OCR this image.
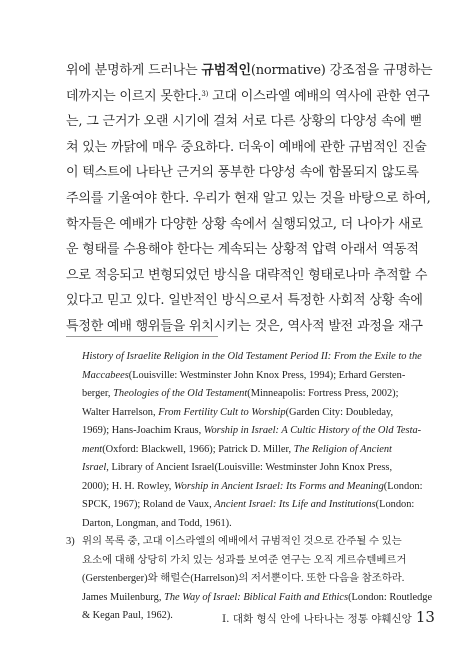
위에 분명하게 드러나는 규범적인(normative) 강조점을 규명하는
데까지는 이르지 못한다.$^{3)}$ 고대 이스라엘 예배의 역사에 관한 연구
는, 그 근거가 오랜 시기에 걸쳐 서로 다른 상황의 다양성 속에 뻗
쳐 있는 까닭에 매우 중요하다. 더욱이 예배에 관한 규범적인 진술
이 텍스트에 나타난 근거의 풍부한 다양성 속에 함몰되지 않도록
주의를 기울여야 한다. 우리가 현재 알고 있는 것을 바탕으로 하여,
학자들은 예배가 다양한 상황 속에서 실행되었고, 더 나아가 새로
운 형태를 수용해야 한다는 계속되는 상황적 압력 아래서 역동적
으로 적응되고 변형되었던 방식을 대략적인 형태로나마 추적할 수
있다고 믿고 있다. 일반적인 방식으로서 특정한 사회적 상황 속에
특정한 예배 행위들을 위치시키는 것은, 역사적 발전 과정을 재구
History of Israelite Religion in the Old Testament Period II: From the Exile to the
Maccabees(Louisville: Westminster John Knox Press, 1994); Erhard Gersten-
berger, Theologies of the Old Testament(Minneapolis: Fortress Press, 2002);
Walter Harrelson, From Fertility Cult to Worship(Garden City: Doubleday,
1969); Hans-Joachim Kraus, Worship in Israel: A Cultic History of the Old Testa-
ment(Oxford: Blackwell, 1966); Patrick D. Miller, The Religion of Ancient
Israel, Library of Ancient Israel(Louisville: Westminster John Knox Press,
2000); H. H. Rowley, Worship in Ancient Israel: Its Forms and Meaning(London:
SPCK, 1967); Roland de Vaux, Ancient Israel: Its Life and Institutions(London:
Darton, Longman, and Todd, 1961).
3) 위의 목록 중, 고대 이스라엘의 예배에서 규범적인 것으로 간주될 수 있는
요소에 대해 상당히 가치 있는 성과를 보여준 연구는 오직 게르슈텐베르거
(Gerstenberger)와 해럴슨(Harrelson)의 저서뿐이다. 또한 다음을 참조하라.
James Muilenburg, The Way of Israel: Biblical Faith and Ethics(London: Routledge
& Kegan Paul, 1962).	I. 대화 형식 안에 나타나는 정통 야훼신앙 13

[What is needed]
Images do not belong in the copy; reproduce all other parts of the records above verbatim.

[Result of this task]
OCR this image.
위에 분명하게 드러나는 규범적인(normative) 강조점을 규명하는
데까지는 이르지 못한다.$^{3)}$ 고대 이스라엘 예배의 역사에 관한 연구
는, 그 근거가 오랜 시기에 걸쳐 서로 다른 상황의 다양성 속에 뻗
쳐 있는 까닭에 매우 중요하다. 더욱이 예배에 관한 규범적인 진술
이 텍스트에 나타난 근거의 풍부한 다양성 속에 함몰되지 않도록
주의를 기울여야 한다. 우리가 현재 알고 있는 것을 바탕으로 하여,
학자들은 예배가 다양한 상황 속에서 실행되었고, 더 나아가 새로
운 형태를 수용해야 한다는 계속되는 상황적 압력 아래서 역동적
으로 적응되고 변형되었던 방식을 대략적인 형태로나마 추적할 수
있다고 믿고 있다. 일반적인 방식으로서 특정한 사회적 상황 속에
특정한 예배 행위들을 위치시키는 것은, 역사적 발전 과정을 재구
History of Israelite Religion in the Old Testament Period II: From the Exile to the
Maccabees(Louisville: Westminster John Knox Press, 1994); Erhard Gersten-
berger, Theologies of the Old Testament(Minneapolis: Fortress Press, 2002);
Walter Harrelson, From Fertility Cult to Worship(Garden City: Doubleday,
1969); Hans-Joachim Kraus, Worship in Israel: A Cultic History of the Old Testa-
ment(Oxford: Blackwell, 1966); Patrick D. Miller, The Religion of Ancient
Israel, Library of Ancient Israel(Louisville: Westminster John Knox Press,
2000); H. H. Rowley, Worship in Ancient Israel: Its Forms and Meaning(London:
SPCK, 1967); Roland de Vaux, Ancient Israel: Its Life and Institutions(London:
Darton, Longman, and Todd, 1961).
3) 위의 목록 중, 고대 이스라엘의 예배에서 규범적인 것으로 간주될 수 있는
요소에 대해 상당히 가치 있는 성과를 보여준 연구는 오직 게르슈텐베르거
(Gerstenberger)와 해럴슨(Harrelson)의 저서뿐이다. 또한 다음을 참조하라.
James Muilenburg, The Way of Israel: Biblical Faith and Ethics(London: Routledge
& Kegan Paul, 1962).	I. 대화 형식 안에 나타나는 정통 야훼신앙 13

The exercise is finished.